What the task asks: Filter this material down to the lines that hold "Manage", copying each one.

--- start of Given data ---

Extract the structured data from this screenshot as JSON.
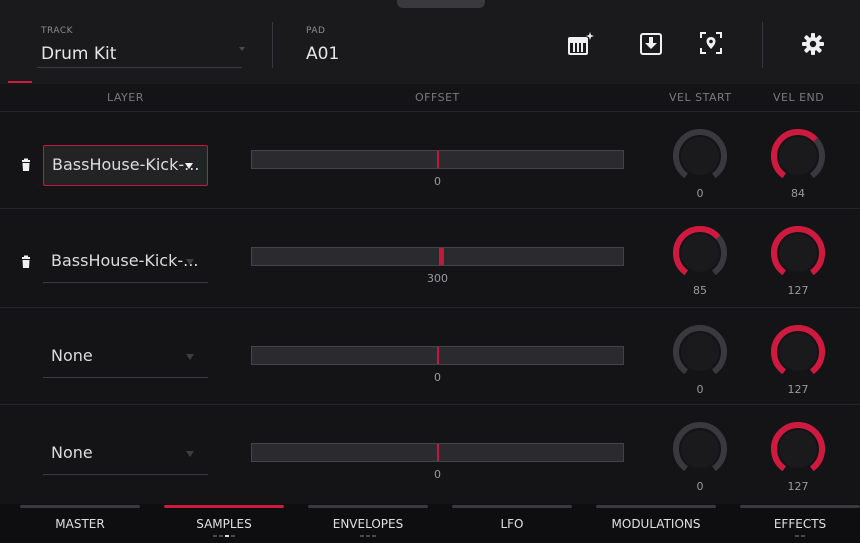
{
  "header": {
    "track_label": "TRACK",
    "track_value": "Drum Kit",
    "pad_label": "PAD",
    "pad_value": "A01",
    "icons": [
      "keyboard-sparkle-icon",
      "download-icon",
      "locate-icon",
      "gear-icon"
    ]
  },
  "columns": {
    "layer": "LAYER",
    "offset": "OFFSET",
    "vel_start": "VEL START",
    "vel_end": "VEL END"
  },
  "layers": [
    {
      "sample": "BassHouse-Kick-...",
      "offset": "0",
      "offset_fraction": 0.5,
      "vel_start": "0",
      "vel_end": "84",
      "has_trash": true,
      "active": true
    },
    {
      "sample": "BassHouse-Kick-...",
      "offset": "300",
      "offset_fraction": 0.51,
      "vel_start": "85",
      "vel_end": "127",
      "has_trash": true,
      "active": false
    },
    {
      "sample": "None",
      "offset": "0",
      "offset_fraction": 0.5,
      "vel_start": "0",
      "vel_end": "127",
      "has_trash": false,
      "active": false
    },
    {
      "sample": "None",
      "offset": "0",
      "offset_fraction": 0.5,
      "vel_start": "0",
      "vel_end": "127",
      "has_trash": false,
      "active": false
    }
  ],
  "tabs": [
    {
      "label": "MASTER",
      "active": false
    },
    {
      "label": "SAMPLES",
      "active": true
    },
    {
      "label": "ENVELOPES",
      "active": false
    },
    {
      "label": "LFO",
      "active": false
    },
    {
      "label": "MODULATIONS",
      "active": false
    },
    {
      "label": "EFFECTS",
      "active": false
    }
  ],
  "colors": {
    "accent": "#d0193f",
    "background": "#141416",
    "knob_body": "#1a1a1c"
  }
}
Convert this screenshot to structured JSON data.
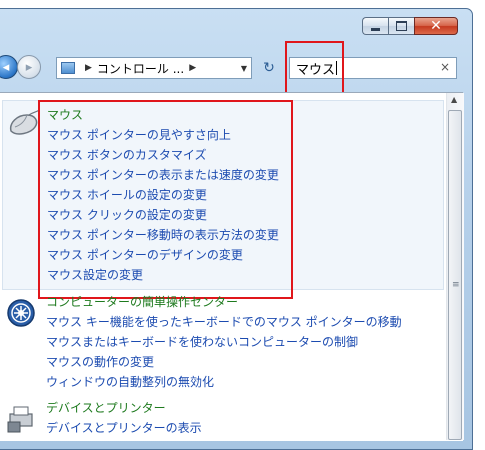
{
  "window": {
    "caption_buttons": {
      "minimize": "minimize-icon",
      "maximize": "maximize-icon",
      "close": "✕"
    }
  },
  "toolbar": {
    "back_glyph": "◂",
    "fwd_glyph": "▸",
    "breadcrumb": "コントロール ...",
    "refresh_glyph": "↻"
  },
  "search": {
    "value": "マウス",
    "clear_glyph": "×"
  },
  "results": [
    {
      "title": "マウス",
      "icon": "mouse-icon",
      "links": [
        "マウス ポインターの見やすさ向上",
        "マウス ボタンのカスタマイズ",
        "マウス ポインターの表示または速度の変更",
        "マウス ホイールの設定の変更",
        "マウス クリックの設定の変更",
        "マウス ポインター移動時の表示方法の変更",
        "マウス ポインターのデザインの変更",
        "マウス設定の変更"
      ]
    },
    {
      "title": "コンピューターの簡単操作センター",
      "icon": "ease-of-access-icon",
      "links": [
        "マウス キー機能を使ったキーボードでのマウス ポインターの移動",
        "マウスまたはキーボードを使わないコンピューターの制御",
        "マウスの動作の変更",
        "ウィンドウの自動整列の無効化"
      ]
    },
    {
      "title": "デバイスとプリンター",
      "icon": "printer-icon",
      "links": [
        "デバイスとプリンターの表示"
      ]
    }
  ],
  "colors": {
    "title": "#1e7a1e",
    "link": "#1c4bb0",
    "highlight": "#e0161b"
  }
}
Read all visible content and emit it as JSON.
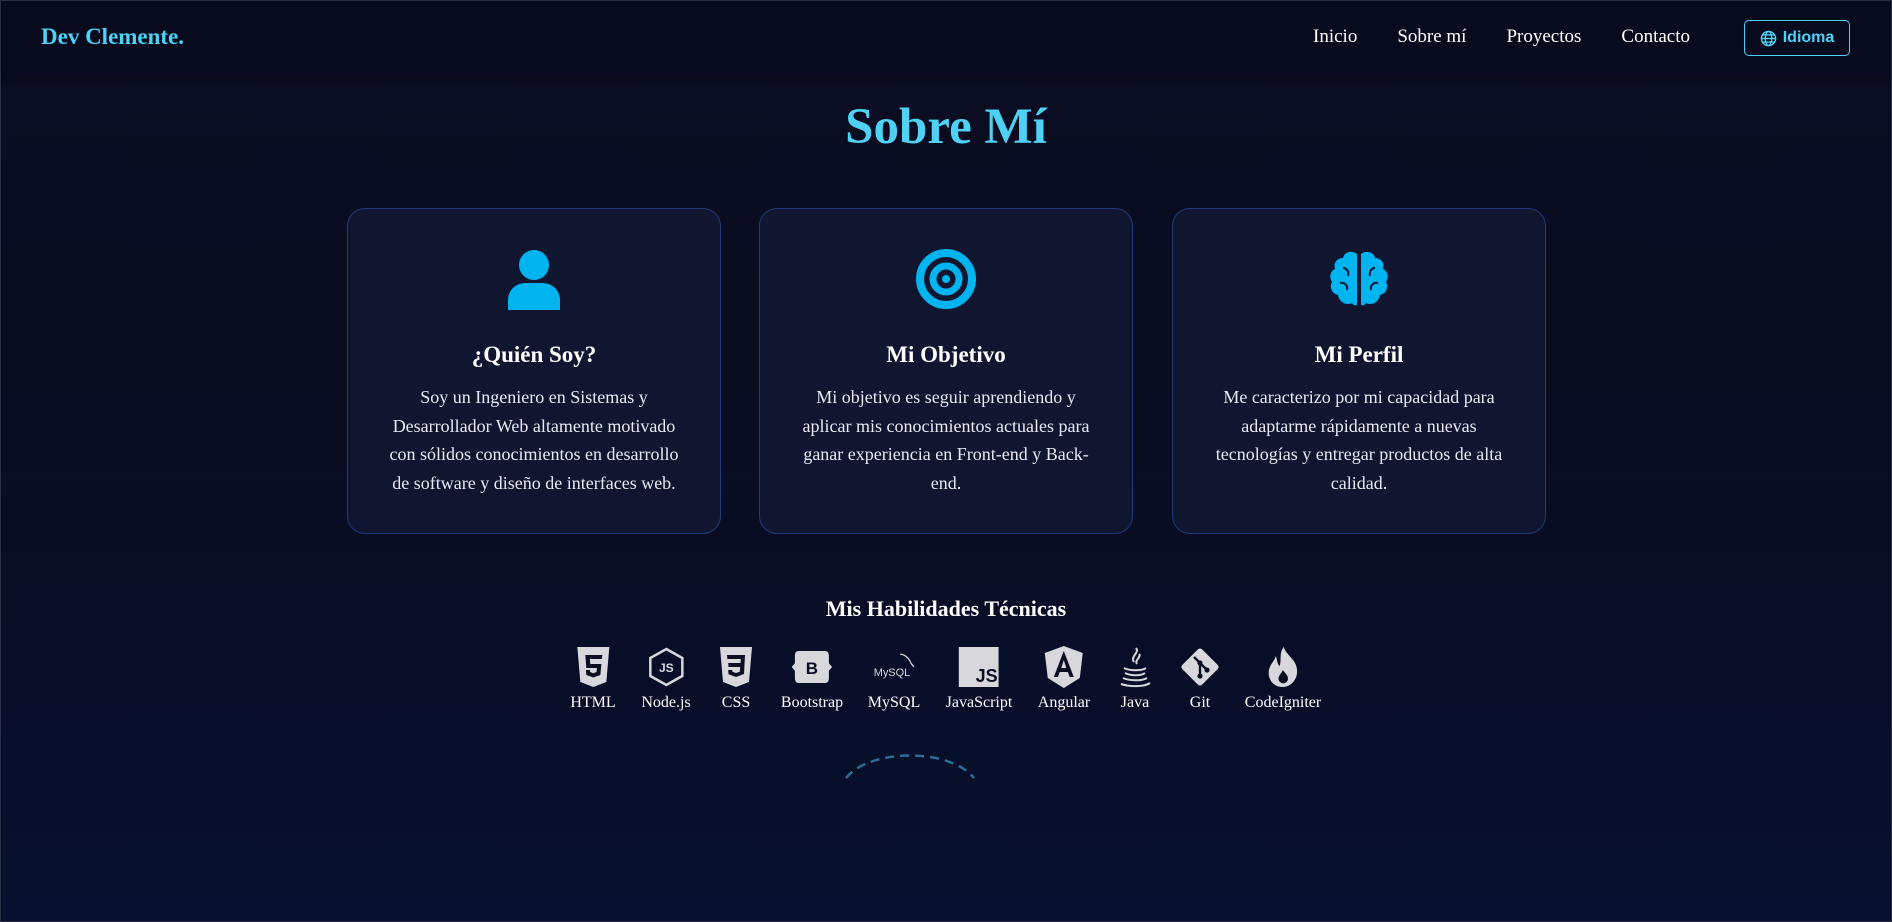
{
  "header": {
    "brand": "Dev Clemente.",
    "nav": [
      "Inicio",
      "Sobre mí",
      "Proyectos",
      "Contacto"
    ],
    "language_button": "Idioma"
  },
  "about": {
    "title": "Sobre Mí",
    "cards": [
      {
        "icon": "user-icon",
        "title": "¿Quién Soy?",
        "text": "Soy un Ingeniero en Sistemas y Desarrollador Web altamente motivado con sólidos conocimientos en desarrollo de software y diseño de interfaces web."
      },
      {
        "icon": "target-icon",
        "title": "Mi Objetivo",
        "text": "Mi objetivo es seguir aprendiendo y aplicar mis conocimientos actuales para ganar experiencia en Front-end y Back-end."
      },
      {
        "icon": "brain-icon",
        "title": "Mi Perfil",
        "text": "Me caracterizo por mi capacidad para adaptarme rápidamente a nuevas tecnologías y entregar productos de alta calidad."
      }
    ]
  },
  "skills": {
    "title": "Mis Habilidades Técnicas",
    "items": [
      {
        "label": "HTML",
        "icon": "html5-icon"
      },
      {
        "label": "Node.js",
        "icon": "nodejs-icon"
      },
      {
        "label": "CSS",
        "icon": "css3-icon"
      },
      {
        "label": "Bootstrap",
        "icon": "bootstrap-icon"
      },
      {
        "label": "MySQL",
        "icon": "mysql-icon"
      },
      {
        "label": "JavaScript",
        "icon": "javascript-icon"
      },
      {
        "label": "Angular",
        "icon": "angular-icon"
      },
      {
        "label": "Java",
        "icon": "java-icon"
      },
      {
        "label": "Git",
        "icon": "git-icon"
      },
      {
        "label": "CodeIgniter",
        "icon": "codeigniter-icon"
      }
    ],
    "icon_mysql_text": "MySQL",
    "icon_js_text": "JS"
  },
  "colors": {
    "accent": "#4fd1f5",
    "icon_blue": "#00b4f0",
    "skill_icon": "#d8d8dc"
  }
}
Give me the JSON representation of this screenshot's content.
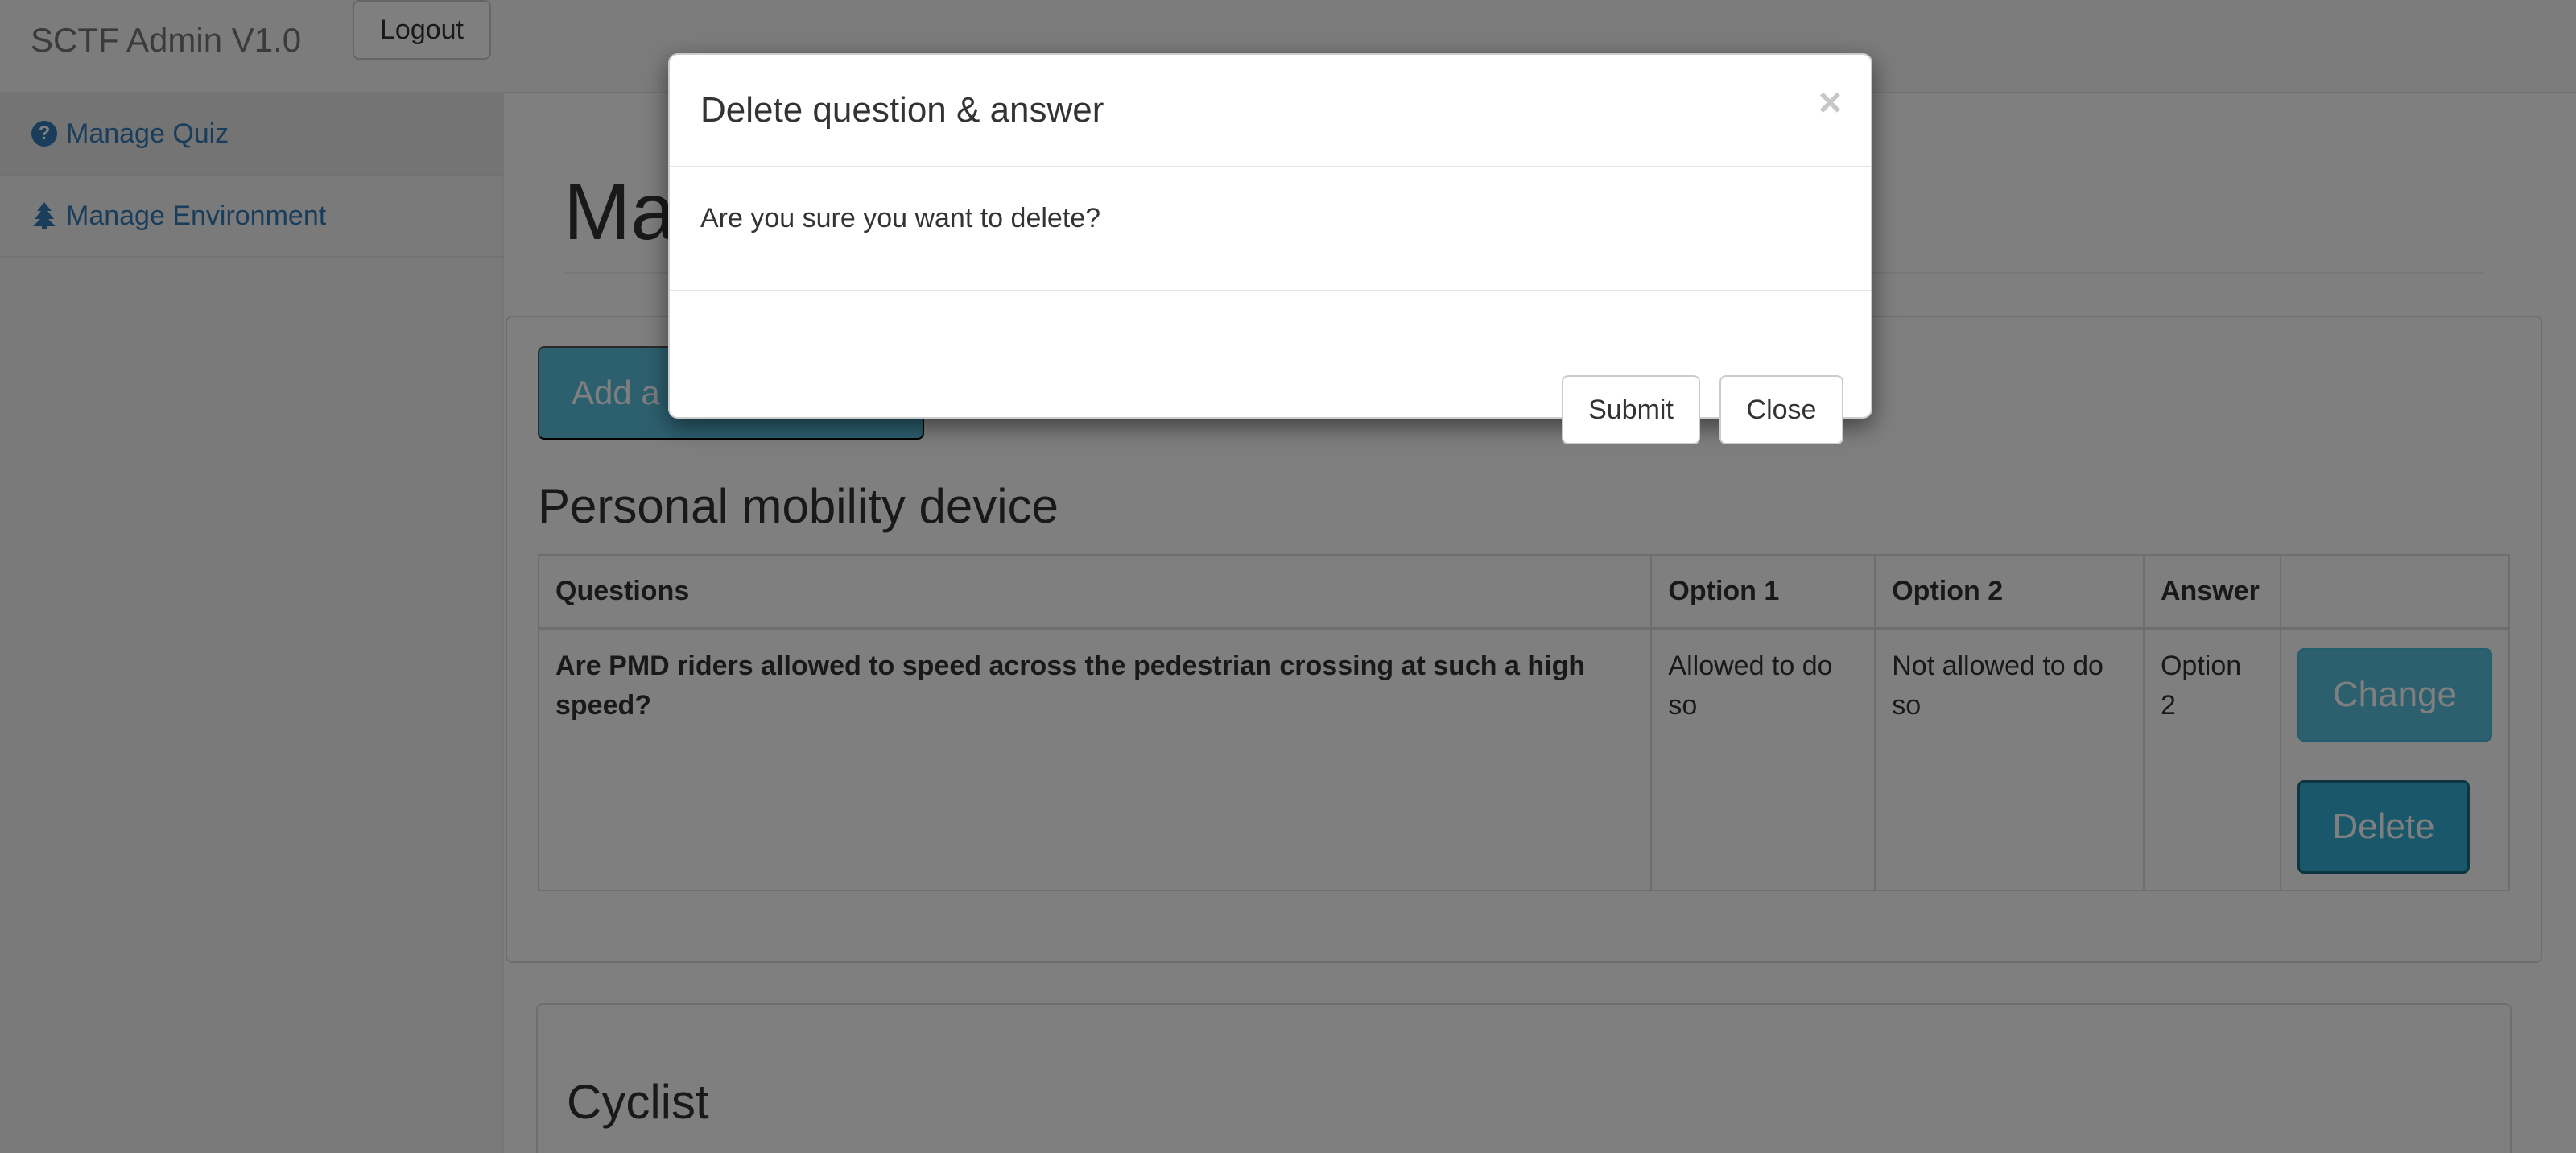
{
  "navbar": {
    "brand": "SCTF Admin V1.0",
    "logout_label": "Logout"
  },
  "sidebar": {
    "items": [
      {
        "icon": "question-circle-icon",
        "label": "Manage Quiz",
        "active": true
      },
      {
        "icon": "tree-icon",
        "label": "Manage Environment",
        "active": false
      }
    ]
  },
  "main": {
    "title": "Ma",
    "add_button_label": "Add a",
    "sections": [
      {
        "title": "Personal mobility device",
        "table": {
          "headers": [
            "Questions",
            "Option 1",
            "Option 2",
            "Answer",
            ""
          ],
          "rows": [
            {
              "question": "Are PMD riders allowed to speed across the pedestrian crossing at such a high speed?",
              "option1": "Allowed to do so",
              "option2": "Not allowed to do so",
              "answer": "Option 2",
              "change_label": "Change",
              "delete_label": "Delete"
            }
          ]
        }
      },
      {
        "title": "Cyclist"
      }
    ]
  },
  "modal": {
    "title": "Delete question & answer",
    "close_symbol": "×",
    "body_text": "Are you sure you want to delete?",
    "submit_label": "Submit",
    "close_label": "Close"
  },
  "colors": {
    "link": "#337ab7",
    "info_button": "#5bc0de",
    "backdrop": "rgba(0,0,0,0.5)"
  }
}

--- end of Given data ---

Result below:
        "label": "Manage Quiz",
        "label": "Manage Environment",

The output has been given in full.